• **Given task**
Write out each entry, exactly the way it appears.

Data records
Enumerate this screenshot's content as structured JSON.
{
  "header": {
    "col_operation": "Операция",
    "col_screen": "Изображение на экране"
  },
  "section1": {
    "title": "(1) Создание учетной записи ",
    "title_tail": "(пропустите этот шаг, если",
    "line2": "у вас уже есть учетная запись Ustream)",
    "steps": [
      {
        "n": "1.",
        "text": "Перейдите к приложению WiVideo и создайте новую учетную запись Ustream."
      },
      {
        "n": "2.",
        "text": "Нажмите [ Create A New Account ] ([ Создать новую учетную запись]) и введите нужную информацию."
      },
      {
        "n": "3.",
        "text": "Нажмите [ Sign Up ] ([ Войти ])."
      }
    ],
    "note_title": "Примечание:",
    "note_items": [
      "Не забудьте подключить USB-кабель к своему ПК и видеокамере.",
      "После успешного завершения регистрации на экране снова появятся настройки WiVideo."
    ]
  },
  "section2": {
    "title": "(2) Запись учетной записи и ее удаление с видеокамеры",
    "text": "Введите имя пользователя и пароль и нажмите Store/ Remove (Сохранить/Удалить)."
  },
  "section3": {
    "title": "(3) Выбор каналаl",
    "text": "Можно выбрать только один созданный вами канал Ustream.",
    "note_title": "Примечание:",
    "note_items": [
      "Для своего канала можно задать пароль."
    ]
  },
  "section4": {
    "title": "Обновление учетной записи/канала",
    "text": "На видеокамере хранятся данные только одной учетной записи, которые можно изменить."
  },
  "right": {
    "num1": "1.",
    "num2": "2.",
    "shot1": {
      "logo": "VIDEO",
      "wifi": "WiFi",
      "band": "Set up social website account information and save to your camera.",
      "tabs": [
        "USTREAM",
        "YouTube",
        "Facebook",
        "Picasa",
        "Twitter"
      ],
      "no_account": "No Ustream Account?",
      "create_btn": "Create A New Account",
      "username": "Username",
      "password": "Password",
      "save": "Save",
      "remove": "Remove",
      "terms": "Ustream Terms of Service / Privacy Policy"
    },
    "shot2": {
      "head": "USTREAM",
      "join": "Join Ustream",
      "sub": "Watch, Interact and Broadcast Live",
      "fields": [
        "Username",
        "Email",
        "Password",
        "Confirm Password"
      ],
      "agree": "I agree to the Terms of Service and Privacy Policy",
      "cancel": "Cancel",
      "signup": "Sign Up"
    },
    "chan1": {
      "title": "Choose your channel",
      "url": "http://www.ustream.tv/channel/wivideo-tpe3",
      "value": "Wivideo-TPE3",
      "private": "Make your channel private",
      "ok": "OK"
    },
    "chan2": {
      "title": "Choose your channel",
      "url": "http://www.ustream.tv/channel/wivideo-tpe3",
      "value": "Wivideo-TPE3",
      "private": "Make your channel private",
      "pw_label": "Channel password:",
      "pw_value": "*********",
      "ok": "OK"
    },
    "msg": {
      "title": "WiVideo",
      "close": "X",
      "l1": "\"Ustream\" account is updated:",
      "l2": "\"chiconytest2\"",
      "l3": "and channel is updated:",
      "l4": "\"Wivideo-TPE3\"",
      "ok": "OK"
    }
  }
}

• **Written response**
Enumerate this screenshot's content as structured JSON.
{
  "header": {
    "col_operation": "Операция",
    "col_screen": "Изображение на экране"
  },
  "section1": {
    "title": "(1) Создание учетной записи ",
    "title_tail": "(пропустите этот шаг, если",
    "line2": "у вас уже есть учетная запись Ustream)",
    "steps": [
      {
        "n": "1.",
        "text": "Перейдите к приложению WiVideo и создайте новую учетную запись Ustream."
      },
      {
        "n": "2.",
        "text": "Нажмите [ Create A New Account ] ([ Создать новую учетную запись]) и введите нужную информацию."
      },
      {
        "n": "3.",
        "text": "Нажмите [ Sign Up ] ([ Войти ])."
      }
    ],
    "note_title": "Примечание:",
    "note_items": [
      "Не забудьте подключить USB-кабель к своему ПК и видеокамере.",
      "После успешного завершения регистрации на экране снова появятся настройки WiVideo."
    ]
  },
  "section2": {
    "title": "(2) Запись учетной записи и ее удаление с видеокамеры",
    "text": "Введите имя пользователя и пароль и нажмите Store/ Remove (Сохранить/Удалить)."
  },
  "section3": {
    "title": "(3) Выбор каналаl",
    "text": "Можно выбрать только один созданный вами канал Ustream.",
    "note_title": "Примечание:",
    "note_items": [
      "Для своего канала можно задать пароль."
    ]
  },
  "section4": {
    "title": "Обновление учетной записи/канала",
    "text": "На видеокамере хранятся данные только одной учетной записи, которые можно изменить."
  },
  "right": {
    "num1": "1.",
    "num2": "2.",
    "shot1": {
      "logo": "VIDEO",
      "wifi": "WiFi",
      "band": "Set up social website account information and save to your camera.",
      "tabs": [
        "USTREAM",
        "YouTube",
        "Facebook",
        "Picasa",
        "Twitter"
      ],
      "no_account": "No Ustream Account?",
      "create_btn": "Create A New Account",
      "username": "Username",
      "password": "Password",
      "save": "Save",
      "remove": "Remove",
      "terms": "Ustream Terms of Service / Privacy Policy"
    },
    "shot2": {
      "head": "USTREAM",
      "join": "Join Ustream",
      "sub": "Watch, Interact and Broadcast Live",
      "fields": [
        "Username",
        "Email",
        "Password",
        "Confirm Password"
      ],
      "agree": "I agree to the Terms of Service and Privacy Policy",
      "cancel": "Cancel",
      "signup": "Sign Up"
    },
    "chan1": {
      "title": "Choose your channel",
      "url": "http://www.ustream.tv/channel/wivideo-tpe3",
      "value": "Wivideo-TPE3",
      "private": "Make your channel private",
      "ok": "OK"
    },
    "chan2": {
      "title": "Choose your channel",
      "url": "http://www.ustream.tv/channel/wivideo-tpe3",
      "value": "Wivideo-TPE3",
      "private": "Make your channel private",
      "pw_label": "Channel password:",
      "pw_value": "*********",
      "ok": "OK"
    },
    "msg": {
      "title": "WiVideo",
      "close": "X",
      "l1": "\"Ustream\" account is updated:",
      "l2": "\"chiconytest2\"",
      "l3": "and channel is updated:",
      "l4": "\"Wivideo-TPE3\"",
      "ok": "OK"
    }
  }
}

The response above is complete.